*GOAL*.
In the entries below, find every line holding the string "Cell" and collect it.

(Dataset entries)
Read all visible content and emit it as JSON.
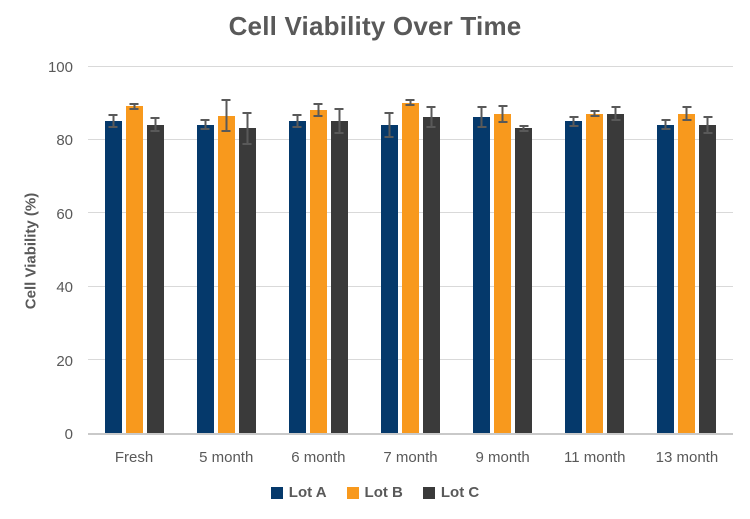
{
  "chart_data": {
    "type": "bar",
    "title": "Cell Viability Over Time",
    "xlabel": "",
    "ylabel": "Cell Viability (%)",
    "ylim": [
      0,
      100
    ],
    "yticks": [
      0,
      20,
      40,
      60,
      80,
      100
    ],
    "grid": true,
    "legend_position": "bottom",
    "categories": [
      "Fresh",
      "5 month",
      "6 month",
      "7 month",
      "9 month",
      "11 month",
      "13 month"
    ],
    "series": [
      {
        "name": "Lot A",
        "color": "#05396b",
        "values": [
          85,
          84,
          85,
          84,
          86,
          85,
          84
        ],
        "errors": [
          2,
          1.5,
          2,
          3.5,
          3,
          1.5,
          1.5
        ]
      },
      {
        "name": "Lot B",
        "color": "#f8991d",
        "values": [
          89,
          86.5,
          88,
          90,
          87,
          87,
          87
        ],
        "errors": [
          1,
          4.5,
          2,
          1,
          2.5,
          1,
          2
        ]
      },
      {
        "name": "Lot C",
        "color": "#3a3a3a",
        "values": [
          84,
          83,
          85,
          86,
          83,
          87,
          84
        ],
        "errors": [
          2,
          4.5,
          3.5,
          3,
          1,
          2,
          2.5
        ]
      }
    ],
    "error_bar_color": "#595959"
  },
  "style": {
    "text_color": "#595959",
    "gridline_color": "#d9d9d9",
    "axis_line_color": "#c9c9c9",
    "background": "#ffffff"
  }
}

*TASK OUTPUT*.
    "title": "Cell Viability Over Time",
    "ylabel": "Cell Viability (%)",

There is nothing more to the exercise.